__Input material__

■ ■ ■ ■ ■

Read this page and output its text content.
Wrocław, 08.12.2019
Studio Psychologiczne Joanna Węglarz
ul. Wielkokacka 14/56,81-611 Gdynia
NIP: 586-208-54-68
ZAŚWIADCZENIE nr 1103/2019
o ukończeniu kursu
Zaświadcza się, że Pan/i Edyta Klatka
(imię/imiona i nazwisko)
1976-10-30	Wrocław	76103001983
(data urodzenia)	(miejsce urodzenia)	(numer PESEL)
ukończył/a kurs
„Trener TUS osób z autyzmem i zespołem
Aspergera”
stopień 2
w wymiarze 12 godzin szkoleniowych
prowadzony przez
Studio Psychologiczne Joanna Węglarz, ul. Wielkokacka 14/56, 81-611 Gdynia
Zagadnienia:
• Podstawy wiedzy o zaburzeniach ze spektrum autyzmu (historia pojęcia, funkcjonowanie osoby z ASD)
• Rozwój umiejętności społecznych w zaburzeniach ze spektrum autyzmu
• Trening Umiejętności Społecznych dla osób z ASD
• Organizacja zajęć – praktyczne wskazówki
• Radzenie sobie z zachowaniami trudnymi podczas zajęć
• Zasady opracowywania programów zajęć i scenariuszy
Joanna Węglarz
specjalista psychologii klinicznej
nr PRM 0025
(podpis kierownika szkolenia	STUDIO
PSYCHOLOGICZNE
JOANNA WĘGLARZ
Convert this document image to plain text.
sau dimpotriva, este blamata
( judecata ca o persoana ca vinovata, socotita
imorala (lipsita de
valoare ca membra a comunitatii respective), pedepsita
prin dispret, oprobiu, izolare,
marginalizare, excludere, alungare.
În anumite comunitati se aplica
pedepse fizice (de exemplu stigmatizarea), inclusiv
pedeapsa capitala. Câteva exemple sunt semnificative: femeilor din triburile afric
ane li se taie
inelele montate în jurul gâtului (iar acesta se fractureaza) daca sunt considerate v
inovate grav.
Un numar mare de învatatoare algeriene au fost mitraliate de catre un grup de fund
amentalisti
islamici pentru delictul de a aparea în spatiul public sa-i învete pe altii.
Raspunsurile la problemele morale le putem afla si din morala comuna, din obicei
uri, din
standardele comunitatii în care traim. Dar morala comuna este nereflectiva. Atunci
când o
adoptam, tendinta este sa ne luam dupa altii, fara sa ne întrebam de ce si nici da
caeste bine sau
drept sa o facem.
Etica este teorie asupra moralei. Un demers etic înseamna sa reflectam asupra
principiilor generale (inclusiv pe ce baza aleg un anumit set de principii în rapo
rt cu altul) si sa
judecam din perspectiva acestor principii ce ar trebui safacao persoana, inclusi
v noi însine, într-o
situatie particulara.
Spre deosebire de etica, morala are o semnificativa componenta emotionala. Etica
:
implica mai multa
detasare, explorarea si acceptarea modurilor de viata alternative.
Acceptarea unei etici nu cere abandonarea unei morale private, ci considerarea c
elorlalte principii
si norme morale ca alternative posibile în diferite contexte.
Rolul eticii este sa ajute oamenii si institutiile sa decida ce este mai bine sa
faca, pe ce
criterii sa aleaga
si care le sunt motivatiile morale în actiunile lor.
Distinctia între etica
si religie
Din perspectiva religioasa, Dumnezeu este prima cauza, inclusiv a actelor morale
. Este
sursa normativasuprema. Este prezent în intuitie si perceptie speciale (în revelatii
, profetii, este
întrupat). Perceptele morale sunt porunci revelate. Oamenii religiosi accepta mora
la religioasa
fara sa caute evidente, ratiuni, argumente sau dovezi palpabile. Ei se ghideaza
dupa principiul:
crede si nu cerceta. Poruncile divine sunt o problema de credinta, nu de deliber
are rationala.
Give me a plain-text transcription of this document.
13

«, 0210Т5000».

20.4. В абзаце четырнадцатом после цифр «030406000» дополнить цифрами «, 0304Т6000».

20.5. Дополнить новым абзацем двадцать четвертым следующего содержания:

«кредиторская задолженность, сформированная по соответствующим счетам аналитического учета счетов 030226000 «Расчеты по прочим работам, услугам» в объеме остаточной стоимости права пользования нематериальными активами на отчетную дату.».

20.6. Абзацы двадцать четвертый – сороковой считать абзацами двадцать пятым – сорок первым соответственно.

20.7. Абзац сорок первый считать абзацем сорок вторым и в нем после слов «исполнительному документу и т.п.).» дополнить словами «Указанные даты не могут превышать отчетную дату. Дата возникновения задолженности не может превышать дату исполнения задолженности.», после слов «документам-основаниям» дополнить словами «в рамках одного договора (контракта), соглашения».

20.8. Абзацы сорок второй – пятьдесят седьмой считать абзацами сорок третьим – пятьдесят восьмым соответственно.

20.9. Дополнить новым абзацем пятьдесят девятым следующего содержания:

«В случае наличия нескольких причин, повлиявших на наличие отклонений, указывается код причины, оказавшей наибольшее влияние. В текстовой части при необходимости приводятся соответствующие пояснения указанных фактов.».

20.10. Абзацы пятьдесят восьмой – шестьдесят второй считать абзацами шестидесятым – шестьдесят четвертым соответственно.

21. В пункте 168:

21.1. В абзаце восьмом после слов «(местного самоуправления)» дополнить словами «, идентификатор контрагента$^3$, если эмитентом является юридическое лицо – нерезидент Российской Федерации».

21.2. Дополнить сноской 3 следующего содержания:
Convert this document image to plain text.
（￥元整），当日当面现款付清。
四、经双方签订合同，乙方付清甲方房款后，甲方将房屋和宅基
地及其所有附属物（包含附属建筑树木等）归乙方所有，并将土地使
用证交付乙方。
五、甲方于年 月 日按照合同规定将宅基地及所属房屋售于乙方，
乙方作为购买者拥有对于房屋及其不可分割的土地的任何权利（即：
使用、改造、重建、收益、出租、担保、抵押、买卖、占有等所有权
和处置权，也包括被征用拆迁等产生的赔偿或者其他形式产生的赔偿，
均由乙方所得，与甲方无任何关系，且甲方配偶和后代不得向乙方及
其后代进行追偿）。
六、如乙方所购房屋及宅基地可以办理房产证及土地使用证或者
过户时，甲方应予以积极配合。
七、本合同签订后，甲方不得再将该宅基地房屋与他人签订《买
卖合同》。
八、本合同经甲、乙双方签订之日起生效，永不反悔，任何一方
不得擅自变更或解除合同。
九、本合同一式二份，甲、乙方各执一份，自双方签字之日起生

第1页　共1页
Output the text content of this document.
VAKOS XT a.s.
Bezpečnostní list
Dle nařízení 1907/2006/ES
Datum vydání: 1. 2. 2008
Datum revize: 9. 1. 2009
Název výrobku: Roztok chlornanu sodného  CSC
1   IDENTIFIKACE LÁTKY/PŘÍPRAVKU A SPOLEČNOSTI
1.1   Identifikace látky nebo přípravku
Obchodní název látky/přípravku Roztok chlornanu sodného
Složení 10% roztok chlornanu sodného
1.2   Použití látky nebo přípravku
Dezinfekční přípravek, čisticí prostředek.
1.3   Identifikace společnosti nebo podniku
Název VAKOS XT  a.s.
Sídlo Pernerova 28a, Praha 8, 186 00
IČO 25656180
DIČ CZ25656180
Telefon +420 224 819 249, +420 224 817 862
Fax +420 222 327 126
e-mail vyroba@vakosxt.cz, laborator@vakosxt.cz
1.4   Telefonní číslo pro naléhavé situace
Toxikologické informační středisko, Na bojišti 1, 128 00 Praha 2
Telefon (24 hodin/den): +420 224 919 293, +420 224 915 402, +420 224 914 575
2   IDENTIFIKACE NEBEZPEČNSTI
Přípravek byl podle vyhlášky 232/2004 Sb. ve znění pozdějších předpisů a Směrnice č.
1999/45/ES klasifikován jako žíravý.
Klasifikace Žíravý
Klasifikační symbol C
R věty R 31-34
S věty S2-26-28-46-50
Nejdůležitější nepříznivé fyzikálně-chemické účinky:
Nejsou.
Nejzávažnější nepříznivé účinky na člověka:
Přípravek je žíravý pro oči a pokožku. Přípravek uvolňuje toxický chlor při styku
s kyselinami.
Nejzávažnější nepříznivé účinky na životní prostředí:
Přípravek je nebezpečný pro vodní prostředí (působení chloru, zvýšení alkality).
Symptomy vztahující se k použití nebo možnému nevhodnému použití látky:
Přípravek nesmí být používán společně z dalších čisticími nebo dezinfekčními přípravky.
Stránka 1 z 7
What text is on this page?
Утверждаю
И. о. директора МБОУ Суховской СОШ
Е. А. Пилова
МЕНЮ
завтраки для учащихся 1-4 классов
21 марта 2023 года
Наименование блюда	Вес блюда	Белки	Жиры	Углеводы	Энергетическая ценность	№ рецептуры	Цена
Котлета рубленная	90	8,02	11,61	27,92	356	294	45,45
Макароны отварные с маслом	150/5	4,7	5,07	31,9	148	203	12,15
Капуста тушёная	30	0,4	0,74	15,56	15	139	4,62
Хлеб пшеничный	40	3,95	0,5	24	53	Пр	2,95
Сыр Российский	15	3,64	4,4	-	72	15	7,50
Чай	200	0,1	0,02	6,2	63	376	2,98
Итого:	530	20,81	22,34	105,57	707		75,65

■ ■ ■ ■ ■

__Given task__
Exactly reproduce the lines from the one containing "What text is on this page?" through the end of the records, and only those lines.

__Problem solution__
What text is on this page?
Утверждаю
И. о. директора МБОУ Суховской СОШ
Е. А. Пилова
МЕНЮ
завтраки для учащихся 1-4 классов
21 марта 2023 года
Наименование блюда	Вес блюда	Белки	Жиры	Углеводы	Энергетическая ценность	№ рецептуры	Цена
Котлета рубленная	90	8,02	11,61	27,92	356	294	45,45
Макароны отварные с маслом	150/5	4,7	5,07	31,9	148	203	12,15
Капуста тушёная	30	0,4	0,74	15,56	15	139	4,62
Хлеб пшеничный	40	3,95	0,5	24	53	Пр	2,95
Сыр Российский	15	3,64	4,4	-	72	15	7,50
Чай	200	0,1	0,02	6,2	63	376	2,98
Итого:	530	20,81	22,34	105,57	707		75,65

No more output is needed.